- _Exercise goal_
Leave out the pictures and repeat the rest of the material exactly.

- _Stored records_
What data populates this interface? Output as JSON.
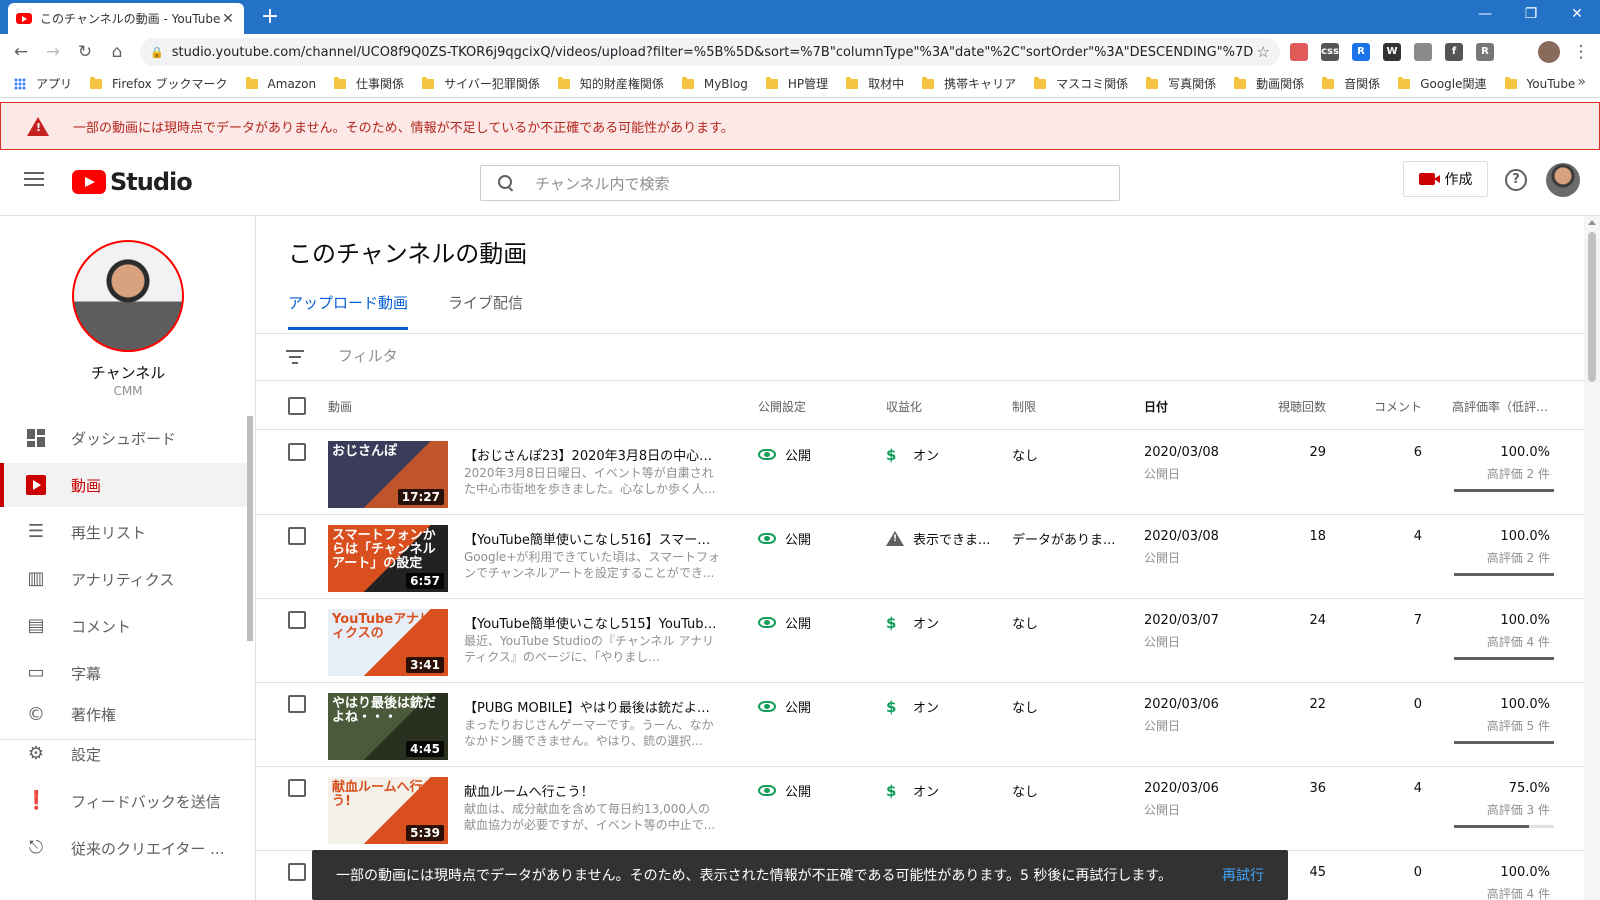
{
  "browser": {
    "tab_title": "このチャンネルの動画 - YouTube Studio",
    "new_tab": "+",
    "url": "studio.youtube.com/channel/UCO8f9Q0ZS-TKOR6j9qgcixQ/videos/upload?filter=%5B%5D&sort=%7B\"columnType\"%3A\"date\"%2C\"sortOrder\"%3A\"DESCENDING\"%7D",
    "bookmarks": [
      "アプリ",
      "Firefox ブックマーク",
      "Amazon",
      "仕事関係",
      "サイバー犯罪関係",
      "知的財産権関係",
      "MyBlog",
      "HP管理",
      "取材中",
      "携帯キャリア",
      "マスコミ関係",
      "写真関係",
      "動画関係",
      "音関係",
      "Google関連",
      "YouTube"
    ],
    "extensions": [
      {
        "label": "",
        "color": "#e05a5a"
      },
      {
        "label": "css",
        "color": "#555555"
      },
      {
        "label": "R",
        "color": "#1a73e8"
      },
      {
        "label": "W",
        "color": "#333333"
      },
      {
        "label": "",
        "color": "#8a8a8a"
      },
      {
        "label": "f",
        "color": "#555555"
      },
      {
        "label": "R",
        "color": "#777777"
      }
    ]
  },
  "warning_banner": "一部の動画には現時点でデータがありません。そのため、情報が不足しているか不正確である可能性があります。",
  "header": {
    "logo_text": "Studio",
    "search_placeholder": "チャンネル内で検索",
    "create_label": "作成",
    "help": "?"
  },
  "sidebar": {
    "channel_name": "チャンネル",
    "channel_sub": "CMM",
    "items": [
      {
        "label": "ダッシュボード",
        "icon": "dashboard-icon"
      },
      {
        "label": "動画",
        "icon": "video-icon",
        "active": true
      },
      {
        "label": "再生リスト",
        "icon": "playlist-icon"
      },
      {
        "label": "アナリティクス",
        "icon": "analytics-icon"
      },
      {
        "label": "コメント",
        "icon": "comment-icon"
      },
      {
        "label": "字幕",
        "icon": "subtitles-icon"
      },
      {
        "label": "著作権",
        "icon": "copyright-icon"
      }
    ],
    "bottom_items": [
      {
        "label": "設定",
        "icon": "gear-icon"
      },
      {
        "label": "フィードバックを送信",
        "icon": "feedback-icon"
      },
      {
        "label": "従来のクリエイター ...",
        "icon": "classic-studio-icon"
      }
    ]
  },
  "main": {
    "title": "このチャンネルの動画",
    "tabs": [
      "アップロード動画",
      "ライブ配信"
    ],
    "filter_placeholder": "フィルタ",
    "columns": [
      "動画",
      "公開設定",
      "収益化",
      "制限",
      "日付",
      "視聴回数",
      "コメント",
      "高評価率（低評価..."
    ],
    "rows": [
      {
        "title": "【おじさんぽ23】2020年3月8日の中心市...",
        "desc": "2020年3月8日日曜日、イベント等が自粛された中心市街地を歩きました。心なしか歩く人...",
        "thumb_text": "おじさんぽ",
        "thumb_colors": [
          "#3b3b5a",
          "#c0552a"
        ],
        "duration": "17:27",
        "visibility": "公開",
        "monetization": "オン",
        "monetization_icon": "dollar-icon",
        "restriction": "なし",
        "date": "2020/03/08",
        "date_sub": "公開日",
        "views": "29",
        "comments": "6",
        "like_pct": "100.0%",
        "like_sub": "高評価 2 件",
        "like_ratio": 1.0
      },
      {
        "title": "【YouTube簡単使いこなし516】スマート...",
        "desc": "Google+が利用できていた頃は、スマートフォンでチャンネルアートを設定することができ...",
        "thumb_text": "スマートフォンからは「チャンネルアート」の設定",
        "thumb_colors": [
          "#d94f1e",
          "#222222"
        ],
        "duration": "6:57",
        "visibility": "公開",
        "monetization": "表示できま...",
        "monetization_icon": "warning-icon",
        "restriction": "データがありま...",
        "date": "2020/03/08",
        "date_sub": "公開日",
        "views": "18",
        "comments": "4",
        "like_pct": "100.0%",
        "like_sub": "高評価 2 件",
        "like_ratio": 1.0
      },
      {
        "title": "【YouTube簡単使いこなし515】YouTube...",
        "desc": "最近、YouTube Studioの『チャンネル アナリティクス』のページに、「やりまし...",
        "thumb_text": "YouTubeアナリティクスの",
        "thumb_colors": [
          "#e8eef7",
          "#d94f1e"
        ],
        "duration": "3:41",
        "visibility": "公開",
        "monetization": "オン",
        "monetization_icon": "dollar-icon",
        "restriction": "なし",
        "date": "2020/03/07",
        "date_sub": "公開日",
        "views": "24",
        "comments": "7",
        "like_pct": "100.0%",
        "like_sub": "高評価 4 件",
        "like_ratio": 1.0
      },
      {
        "title": "【PUBG MOBILE】やはり最後は銃だよね...",
        "desc": "まったりおじさんゲーマーです。うーん、なかなかドン勝できません。やはり、銃の選択...",
        "thumb_text": "やはり最後は銃だよね・・・",
        "thumb_colors": [
          "#4a5a3a",
          "#2a3020"
        ],
        "duration": "4:45",
        "visibility": "公開",
        "monetization": "オン",
        "monetization_icon": "dollar-icon",
        "restriction": "なし",
        "date": "2020/03/06",
        "date_sub": "公開日",
        "views": "22",
        "comments": "0",
        "like_pct": "100.0%",
        "like_sub": "高評価 5 件",
        "like_ratio": 1.0
      },
      {
        "title": "献血ルームへ行こう！",
        "desc": "献血は、成分献血を含めて毎日約13,000人の献血協力が必要ですが、イベント等の中止で...",
        "thumb_text": "献血ルームへ行こう!",
        "thumb_colors": [
          "#f4f1ea",
          "#d94f1e"
        ],
        "duration": "5:39",
        "visibility": "公開",
        "monetization": "オン",
        "monetization_icon": "dollar-icon",
        "restriction": "なし",
        "date": "2020/03/06",
        "date_sub": "公開日",
        "views": "36",
        "comments": "4",
        "like_pct": "75.0%",
        "like_sub": "高評価 3 件",
        "like_ratio": 0.75
      },
      {
        "title": "",
        "desc": "",
        "thumb_text": "",
        "thumb_colors": [
          "#ffffff",
          "#ffffff"
        ],
        "duration": "",
        "visibility": "",
        "monetization": "",
        "monetization_icon": "",
        "restriction": "",
        "date": "",
        "date_sub": "",
        "views": "45",
        "comments": "0",
        "like_pct": "100.0%",
        "like_sub": "高評価 4 件",
        "like_ratio": 1.0
      }
    ]
  },
  "snackbar": {
    "message": "一部の動画には現時点でデータがありません。そのため、表示された情報が不正確である可能性があります。5 秒後に再試行します。",
    "action": "再試行"
  }
}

- _Response_
What data populates this interface? Output as JSON.
{
  "browser": {
    "tab_title": "このチャンネルの動画 - YouTube Studio",
    "new_tab": "+",
    "url": "studio.youtube.com/channel/UCO8f9Q0ZS-TKOR6j9qgcixQ/videos/upload?filter=%5B%5D&sort=%7B\"columnType\"%3A\"date\"%2C\"sortOrder\"%3A\"DESCENDING\"%7D",
    "bookmarks": [
      "アプリ",
      "Firefox ブックマーク",
      "Amazon",
      "仕事関係",
      "サイバー犯罪関係",
      "知的財産権関係",
      "MyBlog",
      "HP管理",
      "取材中",
      "携帯キャリア",
      "マスコミ関係",
      "写真関係",
      "動画関係",
      "音関係",
      "Google関連",
      "YouTube"
    ],
    "extensions": [
      {
        "label": "",
        "color": "#e05a5a"
      },
      {
        "label": "css",
        "color": "#555555"
      },
      {
        "label": "R",
        "color": "#1a73e8"
      },
      {
        "label": "W",
        "color": "#333333"
      },
      {
        "label": "",
        "color": "#8a8a8a"
      },
      {
        "label": "f",
        "color": "#555555"
      },
      {
        "label": "R",
        "color": "#777777"
      }
    ]
  },
  "warning_banner": "一部の動画には現時点でデータがありません。そのため、情報が不足しているか不正確である可能性があります。",
  "header": {
    "logo_text": "Studio",
    "search_placeholder": "チャンネル内で検索",
    "create_label": "作成",
    "help": "?"
  },
  "sidebar": {
    "channel_name": "チャンネル",
    "channel_sub": "CMM",
    "items": [
      {
        "label": "ダッシュボード",
        "icon": "dashboard-icon"
      },
      {
        "label": "動画",
        "icon": "video-icon",
        "active": true
      },
      {
        "label": "再生リスト",
        "icon": "playlist-icon"
      },
      {
        "label": "アナリティクス",
        "icon": "analytics-icon"
      },
      {
        "label": "コメント",
        "icon": "comment-icon"
      },
      {
        "label": "字幕",
        "icon": "subtitles-icon"
      },
      {
        "label": "著作権",
        "icon": "copyright-icon"
      }
    ],
    "bottom_items": [
      {
        "label": "設定",
        "icon": "gear-icon"
      },
      {
        "label": "フィードバックを送信",
        "icon": "feedback-icon"
      },
      {
        "label": "従来のクリエイター ...",
        "icon": "classic-studio-icon"
      }
    ]
  },
  "main": {
    "title": "このチャンネルの動画",
    "tabs": [
      "アップロード動画",
      "ライブ配信"
    ],
    "filter_placeholder": "フィルタ",
    "columns": [
      "動画",
      "公開設定",
      "収益化",
      "制限",
      "日付",
      "視聴回数",
      "コメント",
      "高評価率（低評価..."
    ],
    "rows": [
      {
        "title": "【おじさんぽ23】2020年3月8日の中心市...",
        "desc": "2020年3月8日日曜日、イベント等が自粛された中心市街地を歩きました。心なしか歩く人...",
        "thumb_text": "おじさんぽ",
        "thumb_colors": [
          "#3b3b5a",
          "#c0552a"
        ],
        "duration": "17:27",
        "visibility": "公開",
        "monetization": "オン",
        "monetization_icon": "dollar-icon",
        "restriction": "なし",
        "date": "2020/03/08",
        "date_sub": "公開日",
        "views": "29",
        "comments": "6",
        "like_pct": "100.0%",
        "like_sub": "高評価 2 件",
        "like_ratio": 1.0
      },
      {
        "title": "【YouTube簡単使いこなし516】スマート...",
        "desc": "Google+が利用できていた頃は、スマートフォンでチャンネルアートを設定することができ...",
        "thumb_text": "スマートフォンからは「チャンネルアート」の設定",
        "thumb_colors": [
          "#d94f1e",
          "#222222"
        ],
        "duration": "6:57",
        "visibility": "公開",
        "monetization": "表示できま...",
        "monetization_icon": "warning-icon",
        "restriction": "データがありま...",
        "date": "2020/03/08",
        "date_sub": "公開日",
        "views": "18",
        "comments": "4",
        "like_pct": "100.0%",
        "like_sub": "高評価 2 件",
        "like_ratio": 1.0
      },
      {
        "title": "【YouTube簡単使いこなし515】YouTube...",
        "desc": "最近、YouTube Studioの『チャンネル アナリティクス』のページに、「やりまし...",
        "thumb_text": "YouTubeアナリティクスの",
        "thumb_colors": [
          "#e8eef7",
          "#d94f1e"
        ],
        "duration": "3:41",
        "visibility": "公開",
        "monetization": "オン",
        "monetization_icon": "dollar-icon",
        "restriction": "なし",
        "date": "2020/03/07",
        "date_sub": "公開日",
        "views": "24",
        "comments": "7",
        "like_pct": "100.0%",
        "like_sub": "高評価 4 件",
        "like_ratio": 1.0
      },
      {
        "title": "【PUBG MOBILE】やはり最後は銃だよね...",
        "desc": "まったりおじさんゲーマーです。うーん、なかなかドン勝できません。やはり、銃の選択...",
        "thumb_text": "やはり最後は銃だよね・・・",
        "thumb_colors": [
          "#4a5a3a",
          "#2a3020"
        ],
        "duration": "4:45",
        "visibility": "公開",
        "monetization": "オン",
        "monetization_icon": "dollar-icon",
        "restriction": "なし",
        "date": "2020/03/06",
        "date_sub": "公開日",
        "views": "22",
        "comments": "0",
        "like_pct": "100.0%",
        "like_sub": "高評価 5 件",
        "like_ratio": 1.0
      },
      {
        "title": "献血ルームへ行こう！",
        "desc": "献血は、成分献血を含めて毎日約13,000人の献血協力が必要ですが、イベント等の中止で...",
        "thumb_text": "献血ルームへ行こう!",
        "thumb_colors": [
          "#f4f1ea",
          "#d94f1e"
        ],
        "duration": "5:39",
        "visibility": "公開",
        "monetization": "オン",
        "monetization_icon": "dollar-icon",
        "restriction": "なし",
        "date": "2020/03/06",
        "date_sub": "公開日",
        "views": "36",
        "comments": "4",
        "like_pct": "75.0%",
        "like_sub": "高評価 3 件",
        "like_ratio": 0.75
      },
      {
        "title": "",
        "desc": "",
        "thumb_text": "",
        "thumb_colors": [
          "#ffffff",
          "#ffffff"
        ],
        "duration": "",
        "visibility": "",
        "monetization": "",
        "monetization_icon": "",
        "restriction": "",
        "date": "",
        "date_sub": "",
        "views": "45",
        "comments": "0",
        "like_pct": "100.0%",
        "like_sub": "高評価 4 件",
        "like_ratio": 1.0
      }
    ]
  },
  "snackbar": {
    "message": "一部の動画には現時点でデータがありません。そのため、表示された情報が不正確である可能性があります。5 秒後に再試行します。",
    "action": "再試行"
  }
}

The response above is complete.